### Exercise
Scan the data for "this" and copy the lines it appears in.

### Stored rows

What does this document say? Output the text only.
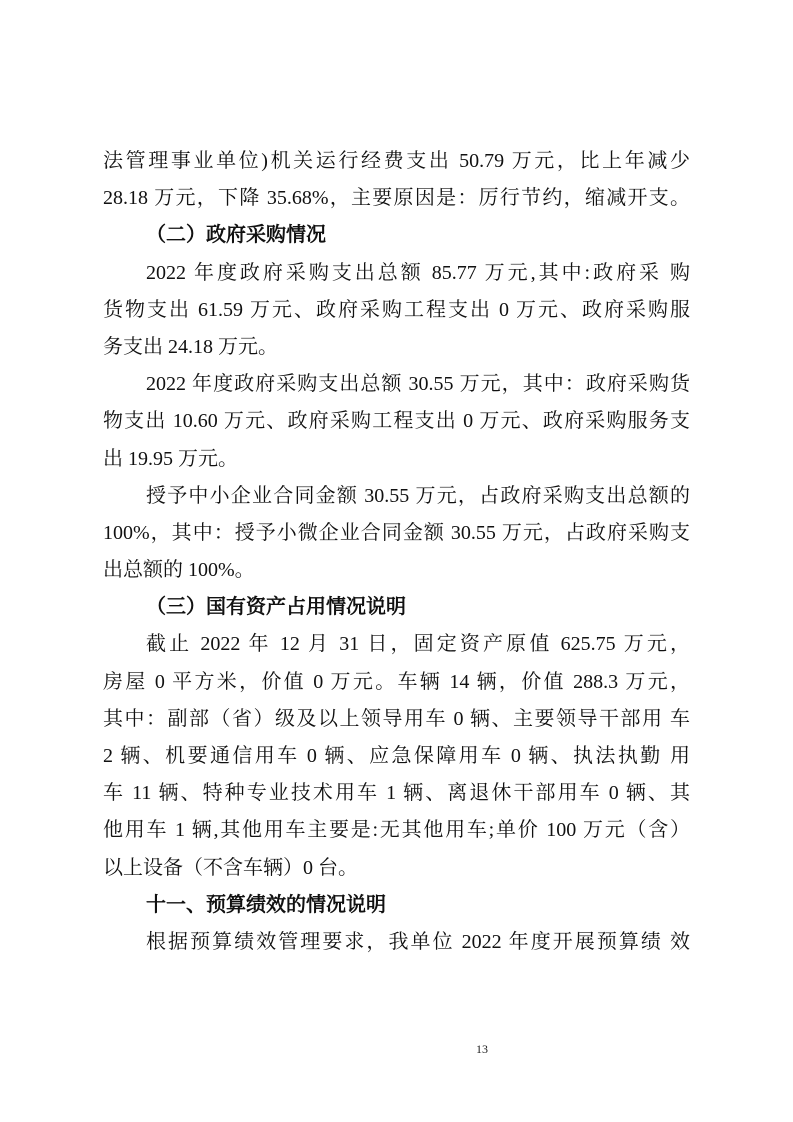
法管理事业单位)机关运行经费支出 50.79 万元，比上年减少
28.18 万元，下降 35.68%，主要原因是：厉行节约，缩减开支。
（二）政府采购情况
2022 年度政府采购支出总额 85.77 万元,其中:政府采 购
货物支出 61.59 万元、政府采购工程支出 0 万元、政府采购服
务支出 24.18 万元。
2022 年度政府采购支出总额 30.55 万元，其中：政府采购货
物支出 10.60 万元、政府采购工程支出 0 万元、政府采购服务支
出 19.95 万元。
授予中小企业合同金额 30.55 万元，占政府采购支出总额的
100%，其中：授予小微企业合同金额 30.55 万元，占政府采购支
出总额的 100%。
（三）国有资产占用情况说明
截止 2022 年 12 月 31 日，固定资产原值 625.75 万元，
房屋 0 平方米，价值 0 万元。车辆 14 辆，价值 288.3 万元，
其中：副部（省）级及以上领导用车 0 辆、主要领导干部用 车
2 辆、机要通信用车 0 辆、应急保障用车 0 辆、执法执勤 用
车 11 辆、特种专业技术用车 1 辆、离退休干部用车 0 辆、其
他用车 1 辆,其他用车主要是:无其他用车;单价 100 万元（含）
以上设备（不含车辆）0 台。
十一、预算绩效的情况说明
根据预算绩效管理要求，我单位 2022 年度开展预算绩 效
13
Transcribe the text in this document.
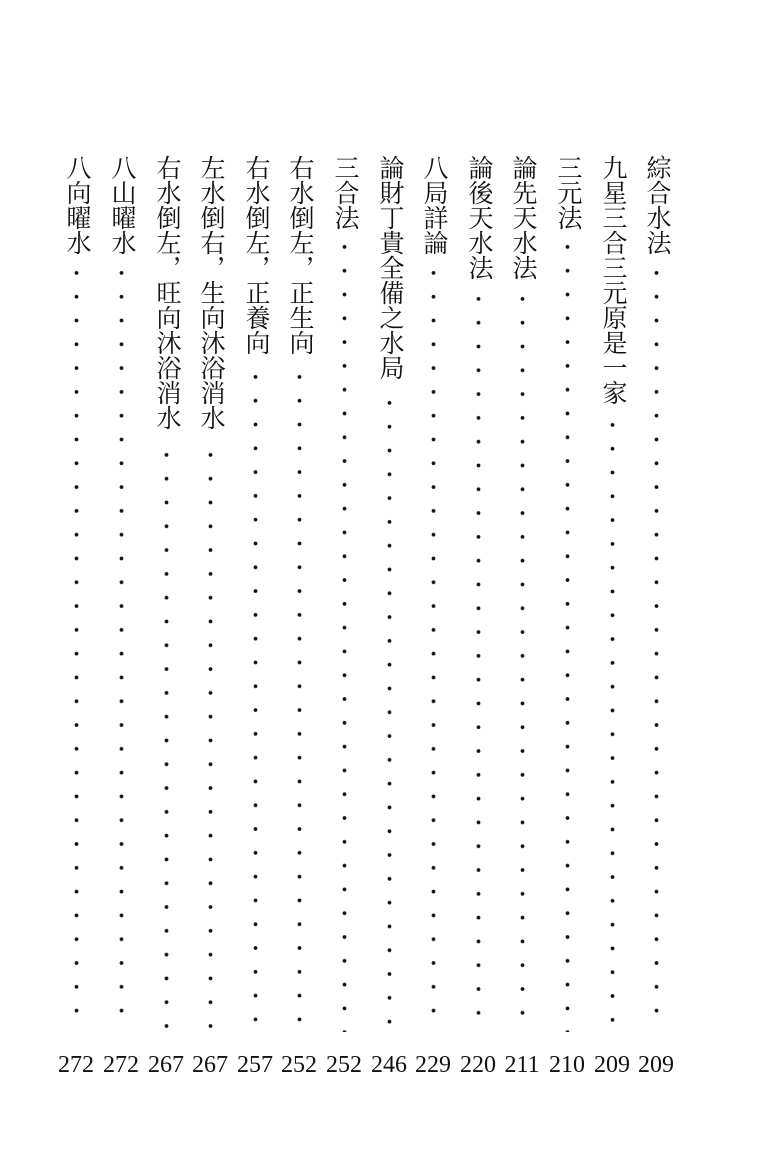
綜合水法
209
九星三合三元原是一家
209
三元法
210
論先天水法
211
論後天水法
220
八局詳論
229
論財丁貴全備之水局
246
三合法
252
右水倒左，正生向
252
右水倒左，正養向
257
左水倒右，生向沐浴消水
267
右水倒左，旺向沐浴消水
267
八山曜水
272
八向曜水
272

### Reply
What does this document say? Output the text only.
Transcribe the text in this document.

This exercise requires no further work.